=== Stored records ===
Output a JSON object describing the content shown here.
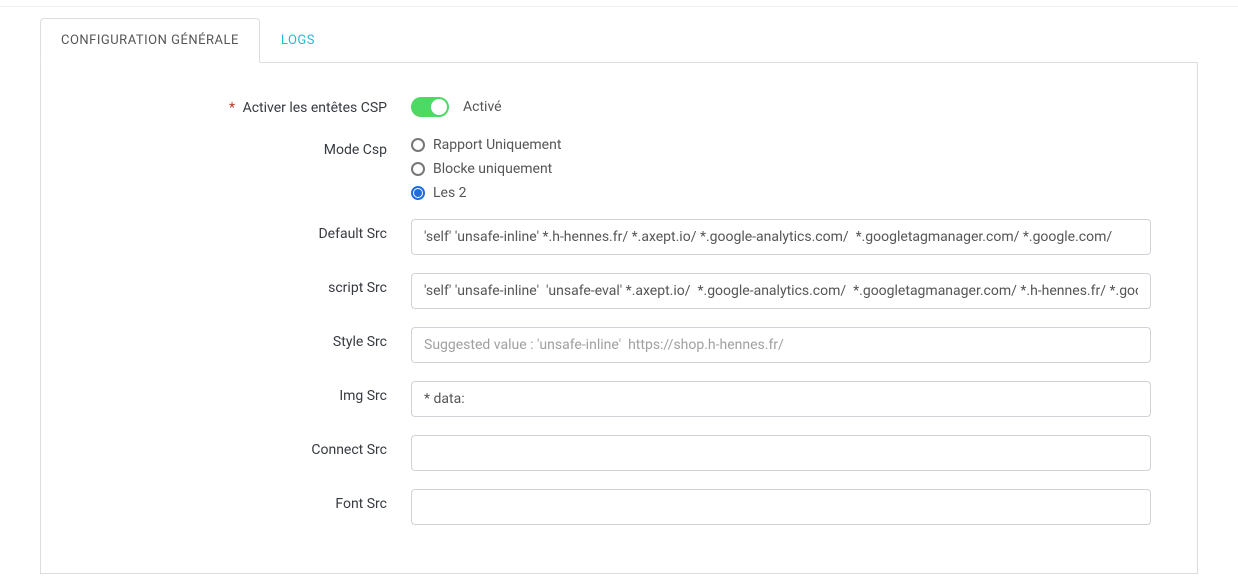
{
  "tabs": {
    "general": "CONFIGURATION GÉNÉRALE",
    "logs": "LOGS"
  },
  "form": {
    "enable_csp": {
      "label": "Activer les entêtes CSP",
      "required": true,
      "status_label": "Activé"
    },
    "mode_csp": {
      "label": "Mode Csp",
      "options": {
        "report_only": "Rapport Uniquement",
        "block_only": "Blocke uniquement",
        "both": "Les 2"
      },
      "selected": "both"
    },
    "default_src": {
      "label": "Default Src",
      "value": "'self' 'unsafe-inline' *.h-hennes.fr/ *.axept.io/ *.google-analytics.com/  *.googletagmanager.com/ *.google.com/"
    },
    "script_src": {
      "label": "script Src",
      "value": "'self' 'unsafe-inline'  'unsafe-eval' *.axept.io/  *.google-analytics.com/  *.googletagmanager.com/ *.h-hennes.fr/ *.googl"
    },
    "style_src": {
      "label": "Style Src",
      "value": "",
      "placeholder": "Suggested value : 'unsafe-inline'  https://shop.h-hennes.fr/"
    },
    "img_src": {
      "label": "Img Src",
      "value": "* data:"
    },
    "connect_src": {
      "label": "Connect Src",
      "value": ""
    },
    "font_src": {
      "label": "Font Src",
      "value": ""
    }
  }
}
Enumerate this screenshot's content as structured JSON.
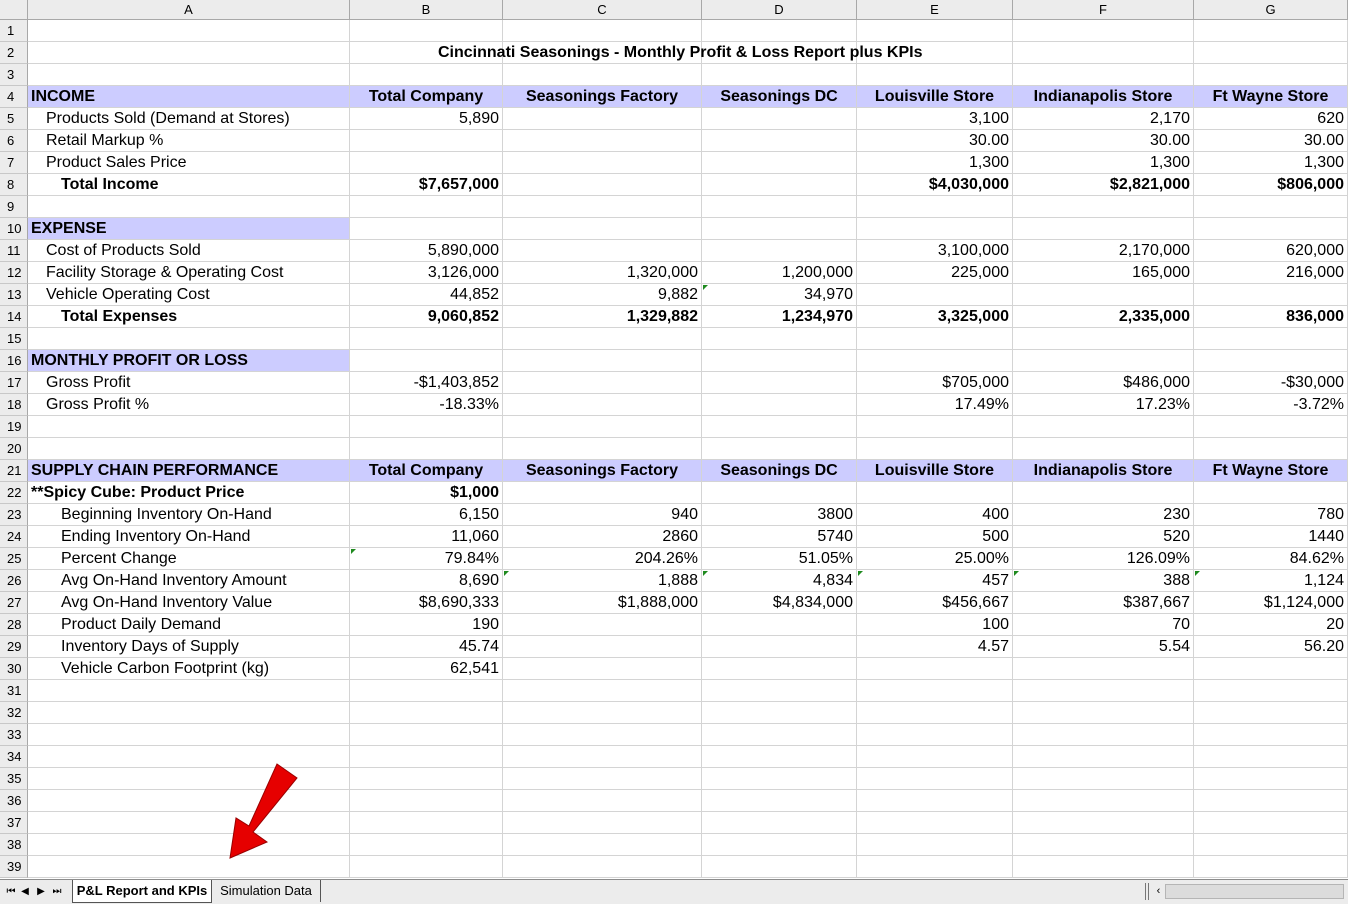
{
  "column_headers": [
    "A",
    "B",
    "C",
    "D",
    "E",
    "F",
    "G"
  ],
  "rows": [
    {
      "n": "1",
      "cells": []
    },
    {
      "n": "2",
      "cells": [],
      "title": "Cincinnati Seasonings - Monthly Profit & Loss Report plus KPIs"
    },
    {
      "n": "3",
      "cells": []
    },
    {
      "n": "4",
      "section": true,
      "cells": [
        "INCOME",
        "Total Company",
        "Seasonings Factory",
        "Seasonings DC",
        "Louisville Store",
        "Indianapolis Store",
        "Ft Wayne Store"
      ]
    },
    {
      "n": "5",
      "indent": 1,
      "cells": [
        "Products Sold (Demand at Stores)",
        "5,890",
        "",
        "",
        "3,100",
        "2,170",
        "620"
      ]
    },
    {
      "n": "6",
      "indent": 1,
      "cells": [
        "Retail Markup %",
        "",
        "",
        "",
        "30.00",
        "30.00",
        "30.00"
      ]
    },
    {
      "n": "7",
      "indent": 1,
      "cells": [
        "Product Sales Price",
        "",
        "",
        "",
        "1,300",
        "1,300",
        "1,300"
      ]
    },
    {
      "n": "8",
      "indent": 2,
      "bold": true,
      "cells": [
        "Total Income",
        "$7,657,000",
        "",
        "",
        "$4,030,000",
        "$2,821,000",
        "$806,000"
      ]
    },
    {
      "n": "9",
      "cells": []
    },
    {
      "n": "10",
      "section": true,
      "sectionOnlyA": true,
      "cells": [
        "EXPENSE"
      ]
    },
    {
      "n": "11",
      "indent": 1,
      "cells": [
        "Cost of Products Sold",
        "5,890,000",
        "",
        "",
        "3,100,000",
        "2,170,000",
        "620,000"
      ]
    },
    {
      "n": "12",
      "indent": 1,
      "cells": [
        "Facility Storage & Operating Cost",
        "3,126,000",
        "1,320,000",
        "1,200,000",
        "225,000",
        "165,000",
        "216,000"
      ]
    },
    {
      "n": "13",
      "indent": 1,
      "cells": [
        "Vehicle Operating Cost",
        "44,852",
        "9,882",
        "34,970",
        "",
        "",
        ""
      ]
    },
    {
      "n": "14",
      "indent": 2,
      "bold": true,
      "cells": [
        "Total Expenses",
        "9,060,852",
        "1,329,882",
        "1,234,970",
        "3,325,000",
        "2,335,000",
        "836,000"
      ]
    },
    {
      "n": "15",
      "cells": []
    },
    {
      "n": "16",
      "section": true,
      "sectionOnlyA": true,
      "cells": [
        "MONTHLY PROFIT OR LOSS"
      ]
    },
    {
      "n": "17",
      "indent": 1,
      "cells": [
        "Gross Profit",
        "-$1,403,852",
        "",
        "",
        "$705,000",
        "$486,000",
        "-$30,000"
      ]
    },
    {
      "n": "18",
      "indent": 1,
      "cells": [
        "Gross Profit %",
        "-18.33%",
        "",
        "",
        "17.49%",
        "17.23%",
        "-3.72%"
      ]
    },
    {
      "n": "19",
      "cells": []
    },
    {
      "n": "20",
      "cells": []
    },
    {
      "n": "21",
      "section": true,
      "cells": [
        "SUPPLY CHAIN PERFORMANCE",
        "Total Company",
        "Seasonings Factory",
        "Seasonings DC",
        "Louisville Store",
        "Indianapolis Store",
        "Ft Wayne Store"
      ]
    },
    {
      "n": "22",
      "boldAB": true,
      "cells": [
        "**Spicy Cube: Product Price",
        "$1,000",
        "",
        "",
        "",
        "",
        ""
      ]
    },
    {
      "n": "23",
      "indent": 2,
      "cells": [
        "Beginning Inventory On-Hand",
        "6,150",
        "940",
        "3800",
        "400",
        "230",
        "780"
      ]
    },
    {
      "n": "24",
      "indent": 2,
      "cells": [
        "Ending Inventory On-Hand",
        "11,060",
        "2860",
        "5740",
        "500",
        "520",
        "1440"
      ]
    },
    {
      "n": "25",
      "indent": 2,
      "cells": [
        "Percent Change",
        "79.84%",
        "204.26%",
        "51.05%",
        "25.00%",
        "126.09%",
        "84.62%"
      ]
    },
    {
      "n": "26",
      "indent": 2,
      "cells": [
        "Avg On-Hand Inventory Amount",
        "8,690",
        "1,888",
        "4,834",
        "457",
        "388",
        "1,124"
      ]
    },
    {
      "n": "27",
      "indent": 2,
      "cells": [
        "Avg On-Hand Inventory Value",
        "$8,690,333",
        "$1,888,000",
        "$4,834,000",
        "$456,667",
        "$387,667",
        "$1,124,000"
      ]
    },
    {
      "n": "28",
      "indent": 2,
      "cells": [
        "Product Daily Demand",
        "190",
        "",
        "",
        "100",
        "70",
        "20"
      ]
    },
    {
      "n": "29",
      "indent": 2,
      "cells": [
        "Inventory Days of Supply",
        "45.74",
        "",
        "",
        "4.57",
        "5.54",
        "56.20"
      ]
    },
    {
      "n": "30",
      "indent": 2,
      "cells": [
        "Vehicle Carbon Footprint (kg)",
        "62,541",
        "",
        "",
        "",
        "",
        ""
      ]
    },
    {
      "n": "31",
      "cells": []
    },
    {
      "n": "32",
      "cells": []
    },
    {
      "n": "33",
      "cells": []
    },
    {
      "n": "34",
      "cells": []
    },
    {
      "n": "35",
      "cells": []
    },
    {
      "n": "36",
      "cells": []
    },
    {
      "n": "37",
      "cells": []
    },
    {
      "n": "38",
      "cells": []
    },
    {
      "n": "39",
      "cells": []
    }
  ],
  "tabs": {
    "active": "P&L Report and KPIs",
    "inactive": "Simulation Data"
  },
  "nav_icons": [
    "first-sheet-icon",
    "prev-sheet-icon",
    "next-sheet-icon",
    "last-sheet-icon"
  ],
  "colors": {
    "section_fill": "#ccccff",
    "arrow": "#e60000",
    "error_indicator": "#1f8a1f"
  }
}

=== Exercise requirements ===
Every line of the data above should be quoted exactly. Omit the pictures.

=== Solution to this task ===
Output a JSON object describing the content shown here.
{
  "tabs": {
    "general": "CONFIGURATION GÉNÉRALE",
    "logs": "LOGS"
  },
  "form": {
    "enable_csp": {
      "label": "Activer les entêtes CSP",
      "required": true,
      "status_label": "Activé"
    },
    "mode_csp": {
      "label": "Mode Csp",
      "options": {
        "report_only": "Rapport Uniquement",
        "block_only": "Blocke uniquement",
        "both": "Les 2"
      },
      "selected": "both"
    },
    "default_src": {
      "label": "Default Src",
      "value": "'self' 'unsafe-inline' *.h-hennes.fr/ *.axept.io/ *.google-analytics.com/  *.googletagmanager.com/ *.google.com/"
    },
    "script_src": {
      "label": "script Src",
      "value": "'self' 'unsafe-inline'  'unsafe-eval' *.axept.io/  *.google-analytics.com/  *.googletagmanager.com/ *.h-hennes.fr/ *.googl"
    },
    "style_src": {
      "label": "Style Src",
      "value": "",
      "placeholder": "Suggested value : 'unsafe-inline'  https://shop.h-hennes.fr/"
    },
    "img_src": {
      "label": "Img Src",
      "value": "* data:"
    },
    "connect_src": {
      "label": "Connect Src",
      "value": ""
    },
    "font_src": {
      "label": "Font Src",
      "value": ""
    }
  }
}
Enumerate this screenshot's content as structured JSON.
{
  "column_headers": [
    "A",
    "B",
    "C",
    "D",
    "E",
    "F",
    "G"
  ],
  "rows": [
    {
      "n": "1",
      "cells": []
    },
    {
      "n": "2",
      "cells": [],
      "title": "Cincinnati Seasonings - Monthly Profit & Loss Report plus KPIs"
    },
    {
      "n": "3",
      "cells": []
    },
    {
      "n": "4",
      "section": true,
      "cells": [
        "INCOME",
        "Total Company",
        "Seasonings Factory",
        "Seasonings DC",
        "Louisville Store",
        "Indianapolis Store",
        "Ft Wayne Store"
      ]
    },
    {
      "n": "5",
      "indent": 1,
      "cells": [
        "Products Sold (Demand at Stores)",
        "5,890",
        "",
        "",
        "3,100",
        "2,170",
        "620"
      ]
    },
    {
      "n": "6",
      "indent": 1,
      "cells": [
        "Retail Markup %",
        "",
        "",
        "",
        "30.00",
        "30.00",
        "30.00"
      ]
    },
    {
      "n": "7",
      "indent": 1,
      "cells": [
        "Product Sales Price",
        "",
        "",
        "",
        "1,300",
        "1,300",
        "1,300"
      ]
    },
    {
      "n": "8",
      "indent": 2,
      "bold": true,
      "cells": [
        "Total Income",
        "$7,657,000",
        "",
        "",
        "$4,030,000",
        "$2,821,000",
        "$806,000"
      ]
    },
    {
      "n": "9",
      "cells": []
    },
    {
      "n": "10",
      "section": true,
      "sectionOnlyA": true,
      "cells": [
        "EXPENSE"
      ]
    },
    {
      "n": "11",
      "indent": 1,
      "cells": [
        "Cost of Products Sold",
        "5,890,000",
        "",
        "",
        "3,100,000",
        "2,170,000",
        "620,000"
      ]
    },
    {
      "n": "12",
      "indent": 1,
      "cells": [
        "Facility Storage & Operating Cost",
        "3,126,000",
        "1,320,000",
        "1,200,000",
        "225,000",
        "165,000",
        "216,000"
      ]
    },
    {
      "n": "13",
      "indent": 1,
      "cells": [
        "Vehicle Operating Cost",
        "44,852",
        "9,882",
        "34,970",
        "",
        "",
        ""
      ]
    },
    {
      "n": "14",
      "indent": 2,
      "bold": true,
      "cells": [
        "Total Expenses",
        "9,060,852",
        "1,329,882",
        "1,234,970",
        "3,325,000",
        "2,335,000",
        "836,000"
      ]
    },
    {
      "n": "15",
      "cells": []
    },
    {
      "n": "16",
      "section": true,
      "sectionOnlyA": true,
      "cells": [
        "MONTHLY PROFIT OR LOSS"
      ]
    },
    {
      "n": "17",
      "indent": 1,
      "cells": [
        "Gross Profit",
        "-$1,403,852",
        "",
        "",
        "$705,000",
        "$486,000",
        "-$30,000"
      ]
    },
    {
      "n": "18",
      "indent": 1,
      "cells": [
        "Gross Profit %",
        "-18.33%",
        "",
        "",
        "17.49%",
        "17.23%",
        "-3.72%"
      ]
    },
    {
      "n": "19",
      "cells": []
    },
    {
      "n": "20",
      "cells": []
    },
    {
      "n": "21",
      "section": true,
      "cells": [
        "SUPPLY CHAIN PERFORMANCE",
        "Total Company",
        "Seasonings Factory",
        "Seasonings DC",
        "Louisville Store",
        "Indianapolis Store",
        "Ft Wayne Store"
      ]
    },
    {
      "n": "22",
      "boldAB": true,
      "cells": [
        "**Spicy Cube: Product Price",
        "$1,000",
        "",
        "",
        "",
        "",
        ""
      ]
    },
    {
      "n": "23",
      "indent": 2,
      "cells": [
        "Beginning Inventory On-Hand",
        "6,150",
        "940",
        "3800",
        "400",
        "230",
        "780"
      ]
    },
    {
      "n": "24",
      "indent": 2,
      "cells": [
        "Ending Inventory On-Hand",
        "11,060",
        "2860",
        "5740",
        "500",
        "520",
        "1440"
      ]
    },
    {
      "n": "25",
      "indent": 2,
      "cells": [
        "Percent Change",
        "79.84%",
        "204.26%",
        "51.05%",
        "25.00%",
        "126.09%",
        "84.62%"
      ]
    },
    {
      "n": "26",
      "indent": 2,
      "cells": [
        "Avg On-Hand Inventory Amount",
        "8,690",
        "1,888",
        "4,834",
        "457",
        "388",
        "1,124"
      ]
    },
    {
      "n": "27",
      "indent": 2,
      "cells": [
        "Avg On-Hand Inventory Value",
        "$8,690,333",
        "$1,888,000",
        "$4,834,000",
        "$456,667",
        "$387,667",
        "$1,124,000"
      ]
    },
    {
      "n": "28",
      "indent": 2,
      "cells": [
        "Product Daily Demand",
        "190",
        "",
        "",
        "100",
        "70",
        "20"
      ]
    },
    {
      "n": "29",
      "indent": 2,
      "cells": [
        "Inventory Days of Supply",
        "45.74",
        "",
        "",
        "4.57",
        "5.54",
        "56.20"
      ]
    },
    {
      "n": "30",
      "indent": 2,
      "cells": [
        "Vehicle Carbon Footprint (kg)",
        "62,541",
        "",
        "",
        "",
        "",
        ""
      ]
    },
    {
      "n": "31",
      "cells": []
    },
    {
      "n": "32",
      "cells": []
    },
    {
      "n": "33",
      "cells": []
    },
    {
      "n": "34",
      "cells": []
    },
    {
      "n": "35",
      "cells": []
    },
    {
      "n": "36",
      "cells": []
    },
    {
      "n": "37",
      "cells": []
    },
    {
      "n": "38",
      "cells": []
    },
    {
      "n": "39",
      "cells": []
    }
  ],
  "tabs": {
    "active": "P&L Report and KPIs",
    "inactive": "Simulation Data"
  },
  "nav_icons": [
    "first-sheet-icon",
    "prev-sheet-icon",
    "next-sheet-icon",
    "last-sheet-icon"
  ],
  "colors": {
    "section_fill": "#ccccff",
    "arrow": "#e60000",
    "error_indicator": "#1f8a1f"
  }
}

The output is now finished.